§ Brief: Write out the whole listing, matching it exactly.

Records contained in a dataset:
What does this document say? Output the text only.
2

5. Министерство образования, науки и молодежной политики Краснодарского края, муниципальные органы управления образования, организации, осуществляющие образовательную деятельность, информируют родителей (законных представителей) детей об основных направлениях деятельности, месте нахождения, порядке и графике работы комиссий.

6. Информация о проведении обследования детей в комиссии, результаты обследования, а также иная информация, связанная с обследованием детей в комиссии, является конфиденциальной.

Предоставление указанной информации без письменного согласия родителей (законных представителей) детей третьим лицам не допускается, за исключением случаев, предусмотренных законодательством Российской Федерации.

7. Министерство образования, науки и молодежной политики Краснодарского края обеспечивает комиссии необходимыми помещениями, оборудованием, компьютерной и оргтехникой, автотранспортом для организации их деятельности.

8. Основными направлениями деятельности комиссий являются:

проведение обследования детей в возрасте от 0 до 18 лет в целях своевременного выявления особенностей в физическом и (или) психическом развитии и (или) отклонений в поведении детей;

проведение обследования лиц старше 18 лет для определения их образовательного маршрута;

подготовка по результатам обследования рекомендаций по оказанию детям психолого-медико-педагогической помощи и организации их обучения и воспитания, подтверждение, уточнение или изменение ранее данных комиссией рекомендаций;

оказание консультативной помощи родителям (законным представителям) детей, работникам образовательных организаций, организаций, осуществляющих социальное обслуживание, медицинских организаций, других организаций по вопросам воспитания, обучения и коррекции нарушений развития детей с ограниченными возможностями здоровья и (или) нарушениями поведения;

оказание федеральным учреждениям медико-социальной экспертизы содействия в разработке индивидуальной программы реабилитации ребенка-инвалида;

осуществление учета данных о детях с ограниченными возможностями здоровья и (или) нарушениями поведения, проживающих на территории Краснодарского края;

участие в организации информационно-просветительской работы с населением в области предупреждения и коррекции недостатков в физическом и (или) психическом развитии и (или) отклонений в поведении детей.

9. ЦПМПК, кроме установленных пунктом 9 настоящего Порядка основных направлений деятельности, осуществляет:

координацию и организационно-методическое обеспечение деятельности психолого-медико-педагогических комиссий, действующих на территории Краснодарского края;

§ Complete output:
What does this document say? Output the text only.
2

5. Министерство образования, науки и молодежной политики Краснодарского края, муниципальные органы управления образования, организации, осуществляющие образовательную деятельность, информируют родителей (законных представителей) детей об основных направлениях деятельности, месте нахождения, порядке и графике работы комиссий.

6. Информация о проведении обследования детей в комиссии, результаты обследования, а также иная информация, связанная с обследованием детей в комиссии, является конфиденциальной.

Предоставление указанной информации без письменного согласия родителей (законных представителей) детей третьим лицам не допускается, за исключением случаев, предусмотренных законодательством Российской Федерации.

7. Министерство образования, науки и молодежной политики Краснодарского края обеспечивает комиссии необходимыми помещениями, оборудованием, компьютерной и оргтехникой, автотранспортом для организации их деятельности.

8. Основными направлениями деятельности комиссий являются:

проведение обследования детей в возрасте от 0 до 18 лет в целях своевременного выявления особенностей в физическом и (или) психическом развитии и (или) отклонений в поведении детей;

проведение обследования лиц старше 18 лет для определения их образовательного маршрута;

подготовка по результатам обследования рекомендаций по оказанию детям психолого-медико-педагогической помощи и организации их обучения и воспитания, подтверждение, уточнение или изменение ранее данных комиссией рекомендаций;

оказание консультативной помощи родителям (законным представителям) детей, работникам образовательных организаций, организаций, осуществляющих социальное обслуживание, медицинских организаций, других организаций по вопросам воспитания, обучения и коррекции нарушений развития детей с ограниченными возможностями здоровья и (или) нарушениями поведения;

оказание федеральным учреждениям медико-социальной экспертизы содействия в разработке индивидуальной программы реабилитации ребенка-инвалида;

осуществление учета данных о детях с ограниченными возможностями здоровья и (или) нарушениями поведения, проживающих на территории Краснодарского края;

участие в организации информационно-просветительской работы с населением в области предупреждения и коррекции недостатков в физическом и (или) психическом развитии и (или) отклонений в поведении детей.

9. ЦПМПК, кроме установленных пунктом 9 настоящего Порядка основных направлений деятельности, осуществляет:

координацию и организационно-методическое обеспечение деятельности психолого-медико-педагогических комиссий, действующих на территории Краснодарского края;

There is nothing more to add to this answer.